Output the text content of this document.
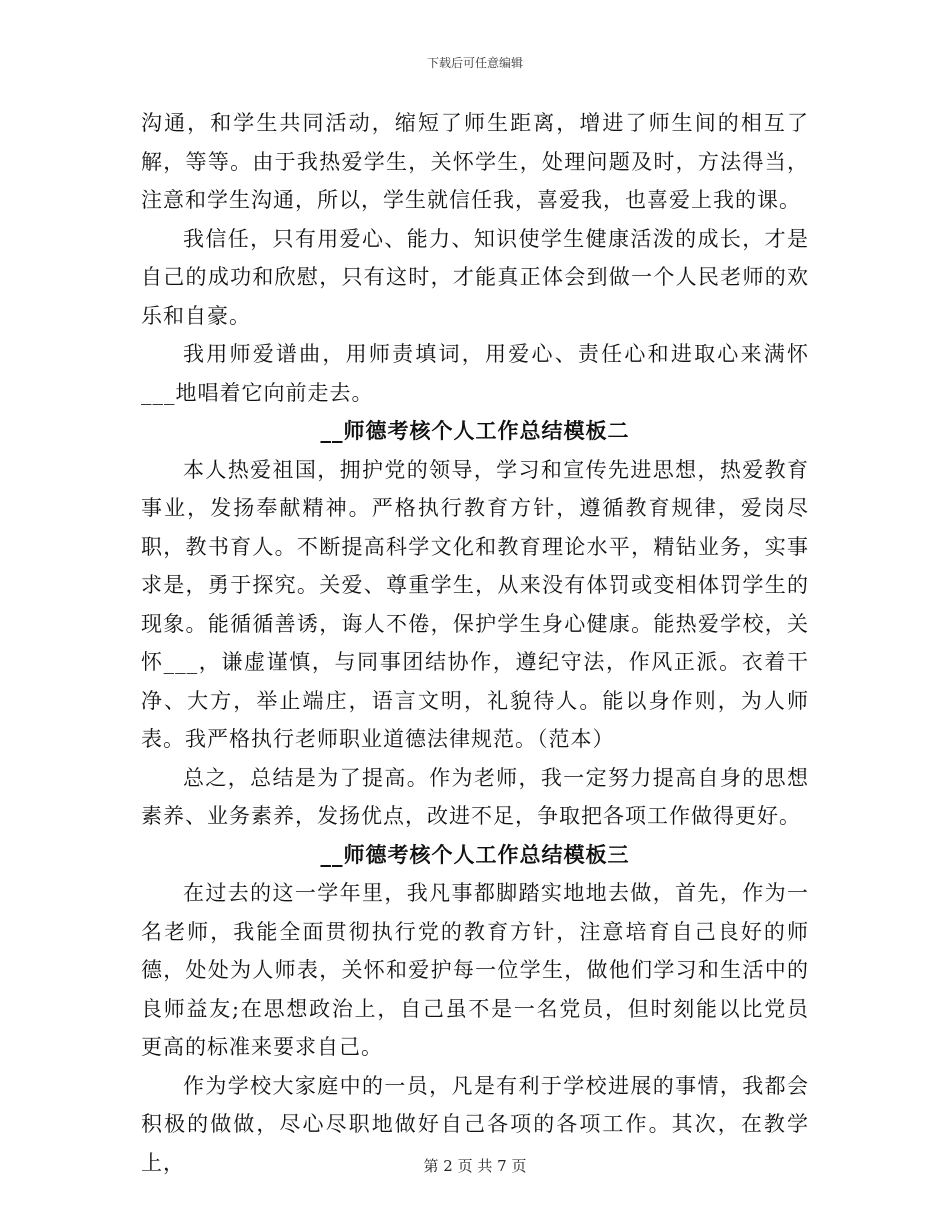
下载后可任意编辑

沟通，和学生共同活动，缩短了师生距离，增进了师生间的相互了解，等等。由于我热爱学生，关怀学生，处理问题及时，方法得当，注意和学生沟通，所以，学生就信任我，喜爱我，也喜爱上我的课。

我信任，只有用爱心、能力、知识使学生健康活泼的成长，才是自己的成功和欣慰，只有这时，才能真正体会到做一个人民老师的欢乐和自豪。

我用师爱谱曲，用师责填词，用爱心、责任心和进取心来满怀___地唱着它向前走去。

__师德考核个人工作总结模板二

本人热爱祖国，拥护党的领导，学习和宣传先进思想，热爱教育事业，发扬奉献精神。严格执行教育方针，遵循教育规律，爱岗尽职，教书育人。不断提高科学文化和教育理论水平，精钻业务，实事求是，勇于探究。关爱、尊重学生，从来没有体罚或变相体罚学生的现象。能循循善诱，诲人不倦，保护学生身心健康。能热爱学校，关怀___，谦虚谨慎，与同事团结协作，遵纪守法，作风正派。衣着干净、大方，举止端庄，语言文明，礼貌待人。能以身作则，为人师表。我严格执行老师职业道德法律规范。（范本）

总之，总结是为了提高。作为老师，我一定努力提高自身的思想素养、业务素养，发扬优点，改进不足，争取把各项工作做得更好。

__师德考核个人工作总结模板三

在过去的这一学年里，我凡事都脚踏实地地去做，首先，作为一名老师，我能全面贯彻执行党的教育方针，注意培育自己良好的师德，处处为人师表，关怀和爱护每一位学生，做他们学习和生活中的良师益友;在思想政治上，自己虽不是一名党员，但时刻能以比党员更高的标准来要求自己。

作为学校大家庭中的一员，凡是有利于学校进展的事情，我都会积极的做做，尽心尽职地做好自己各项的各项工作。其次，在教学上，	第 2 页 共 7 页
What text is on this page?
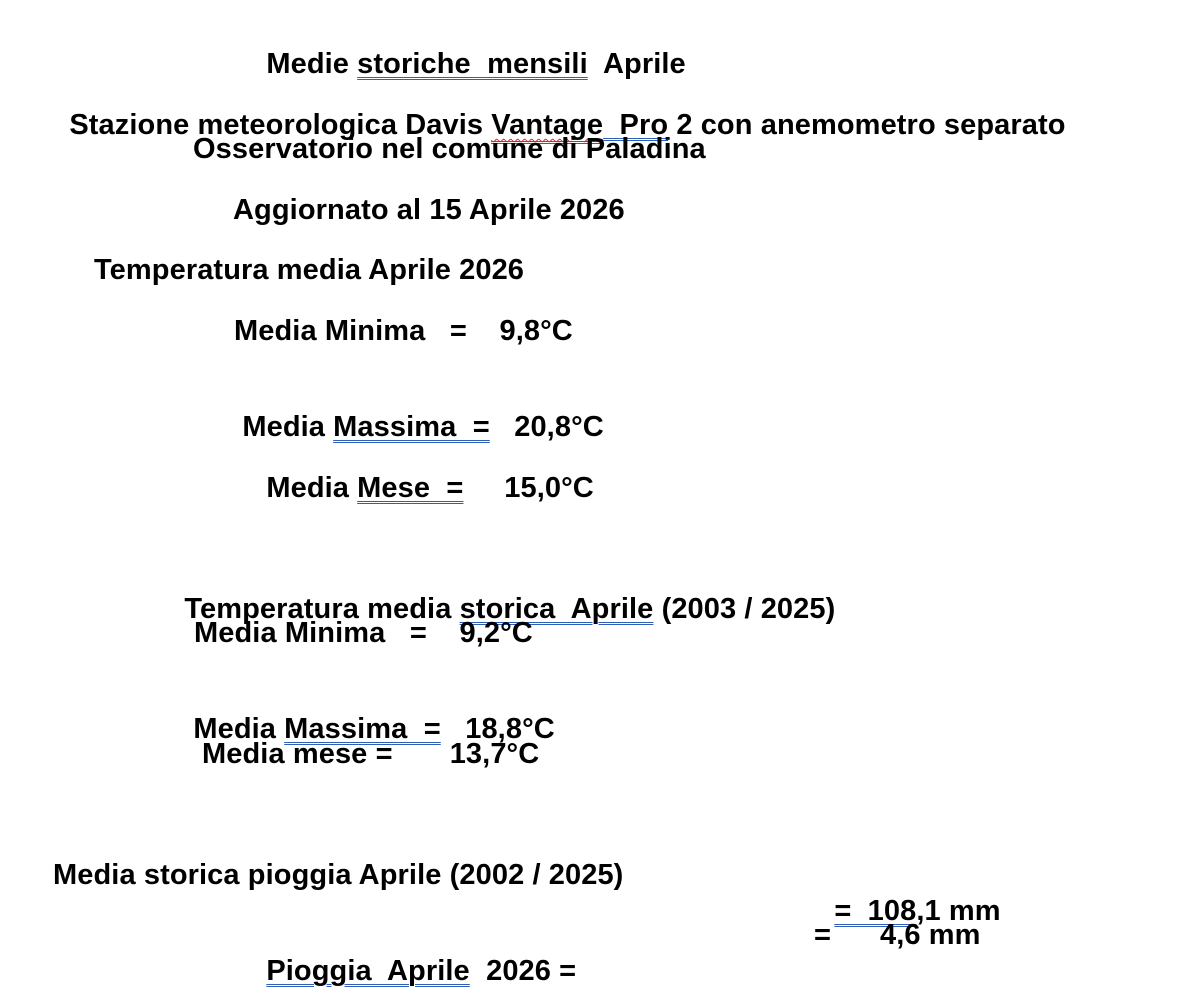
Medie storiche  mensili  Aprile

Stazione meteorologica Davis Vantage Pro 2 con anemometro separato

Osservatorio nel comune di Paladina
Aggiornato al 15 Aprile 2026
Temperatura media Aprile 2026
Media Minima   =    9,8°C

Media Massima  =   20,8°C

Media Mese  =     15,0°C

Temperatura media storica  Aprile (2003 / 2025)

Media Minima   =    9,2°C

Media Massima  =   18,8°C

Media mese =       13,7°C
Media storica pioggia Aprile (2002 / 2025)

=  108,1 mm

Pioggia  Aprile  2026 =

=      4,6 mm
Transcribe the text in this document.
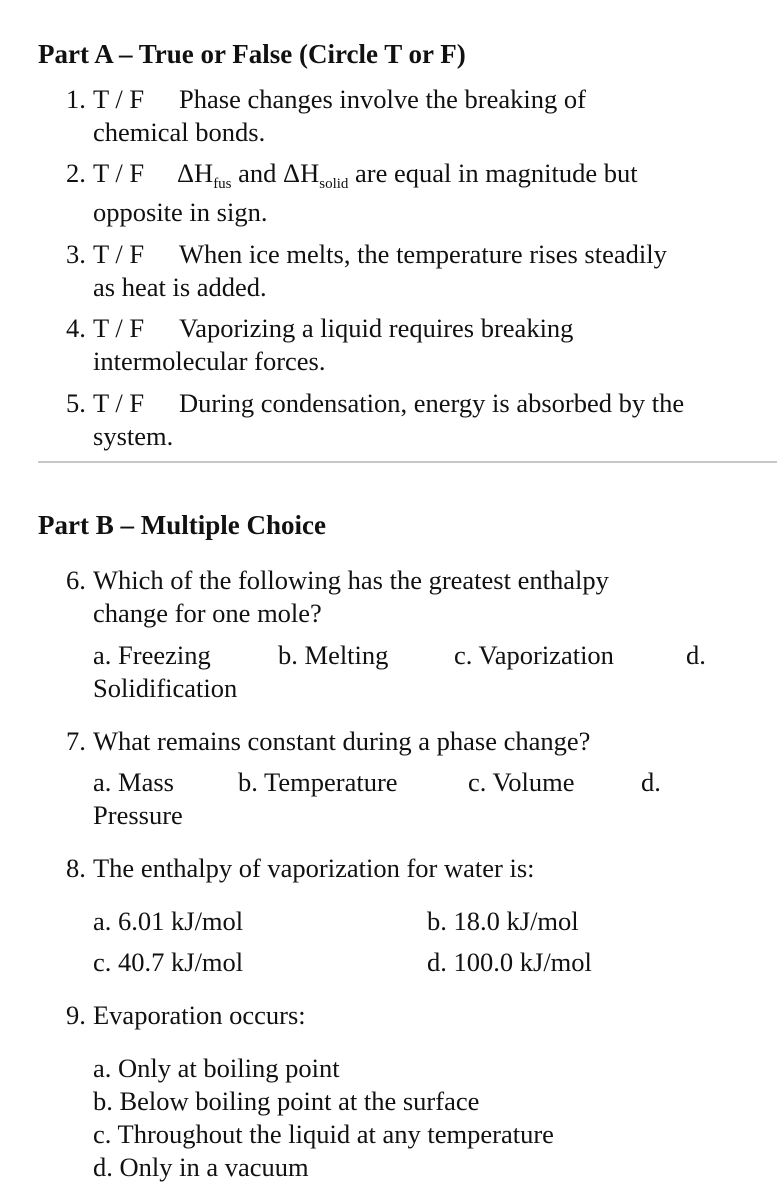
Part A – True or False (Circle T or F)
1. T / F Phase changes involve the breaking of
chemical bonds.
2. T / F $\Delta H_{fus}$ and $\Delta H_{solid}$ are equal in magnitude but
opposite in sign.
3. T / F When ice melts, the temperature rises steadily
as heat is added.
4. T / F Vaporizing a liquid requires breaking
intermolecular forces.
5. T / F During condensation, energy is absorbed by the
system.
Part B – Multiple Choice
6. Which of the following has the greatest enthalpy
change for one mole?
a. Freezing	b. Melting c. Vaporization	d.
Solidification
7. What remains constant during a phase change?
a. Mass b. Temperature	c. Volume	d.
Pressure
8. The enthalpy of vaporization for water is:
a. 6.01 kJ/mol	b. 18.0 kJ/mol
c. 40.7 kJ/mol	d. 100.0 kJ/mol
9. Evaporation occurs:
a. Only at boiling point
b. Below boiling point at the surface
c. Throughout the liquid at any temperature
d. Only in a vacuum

-*-*-

▶ [The problem]
A line counts if it holds the word "breaking". Work out how many lines in the listing count, and give only that number.

▶ [Solution for this exercise]
2